▼

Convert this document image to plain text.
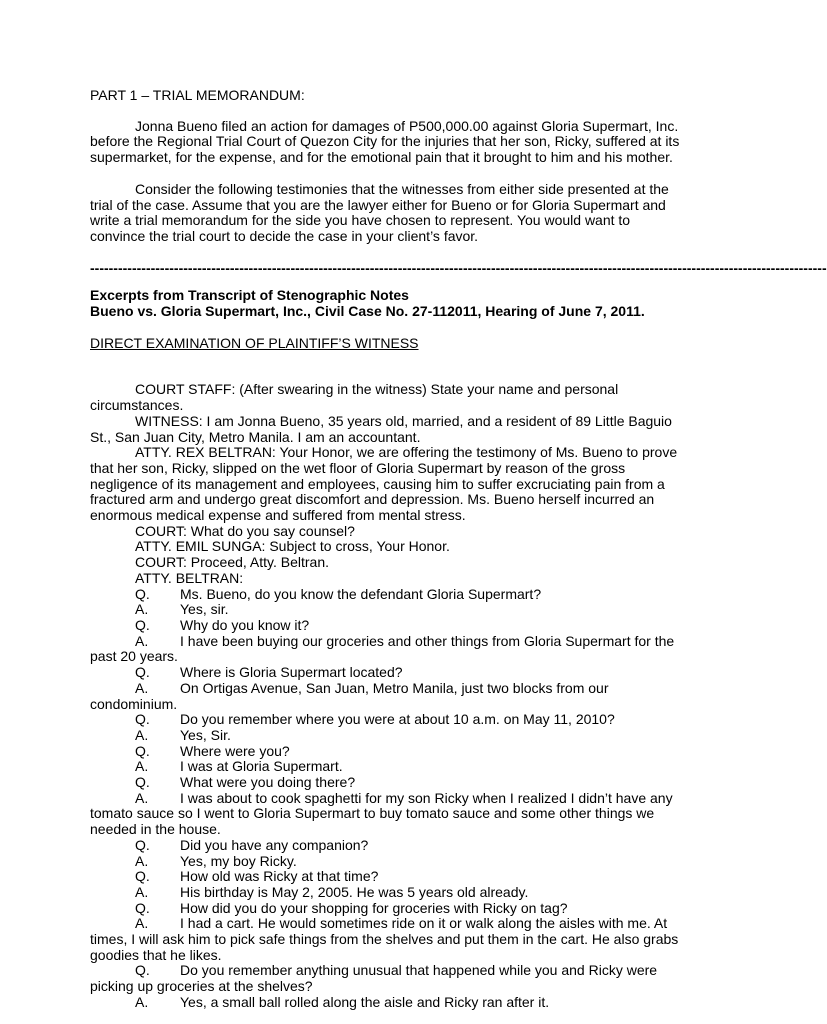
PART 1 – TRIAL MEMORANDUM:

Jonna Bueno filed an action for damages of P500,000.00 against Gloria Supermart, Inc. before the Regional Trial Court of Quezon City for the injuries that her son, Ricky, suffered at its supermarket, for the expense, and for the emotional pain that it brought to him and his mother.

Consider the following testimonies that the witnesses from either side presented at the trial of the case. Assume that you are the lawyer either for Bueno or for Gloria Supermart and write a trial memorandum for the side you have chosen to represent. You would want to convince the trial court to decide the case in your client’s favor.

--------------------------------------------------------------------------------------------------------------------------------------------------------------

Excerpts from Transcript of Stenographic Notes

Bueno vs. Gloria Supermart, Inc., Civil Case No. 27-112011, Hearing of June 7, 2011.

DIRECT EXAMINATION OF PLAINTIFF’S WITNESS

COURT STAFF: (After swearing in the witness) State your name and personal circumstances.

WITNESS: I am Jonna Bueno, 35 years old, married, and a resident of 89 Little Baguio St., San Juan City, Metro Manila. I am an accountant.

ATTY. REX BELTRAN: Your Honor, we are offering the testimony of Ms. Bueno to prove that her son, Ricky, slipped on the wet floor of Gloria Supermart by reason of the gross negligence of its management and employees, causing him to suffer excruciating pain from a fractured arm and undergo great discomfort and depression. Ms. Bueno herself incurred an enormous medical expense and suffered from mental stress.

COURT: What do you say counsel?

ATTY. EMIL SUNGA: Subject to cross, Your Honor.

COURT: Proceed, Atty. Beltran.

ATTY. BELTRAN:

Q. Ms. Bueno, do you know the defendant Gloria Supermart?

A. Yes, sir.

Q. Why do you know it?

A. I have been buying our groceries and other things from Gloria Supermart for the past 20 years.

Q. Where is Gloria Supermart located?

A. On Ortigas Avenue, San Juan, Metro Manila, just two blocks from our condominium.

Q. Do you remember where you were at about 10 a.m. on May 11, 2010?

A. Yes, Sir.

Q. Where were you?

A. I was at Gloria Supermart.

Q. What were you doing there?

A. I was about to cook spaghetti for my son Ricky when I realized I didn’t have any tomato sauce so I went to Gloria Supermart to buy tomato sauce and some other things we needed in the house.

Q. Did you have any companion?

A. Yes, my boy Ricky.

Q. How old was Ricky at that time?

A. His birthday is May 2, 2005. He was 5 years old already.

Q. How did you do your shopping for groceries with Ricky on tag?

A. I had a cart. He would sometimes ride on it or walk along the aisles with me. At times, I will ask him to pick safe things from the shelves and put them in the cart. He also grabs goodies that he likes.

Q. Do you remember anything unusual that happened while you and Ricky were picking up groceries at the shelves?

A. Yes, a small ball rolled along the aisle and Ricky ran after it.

▲

Your objective
Where a line above includes "with", copy that line.

Output for this exercise
Q. How did you do your shopping for groceries with Ricky on tag?
A. I had a cart. He would sometimes ride on it or walk along the aisles with me. At times, I will ask him to pick safe things from the shelves and put them in the cart. He also grabs goodies that he likes.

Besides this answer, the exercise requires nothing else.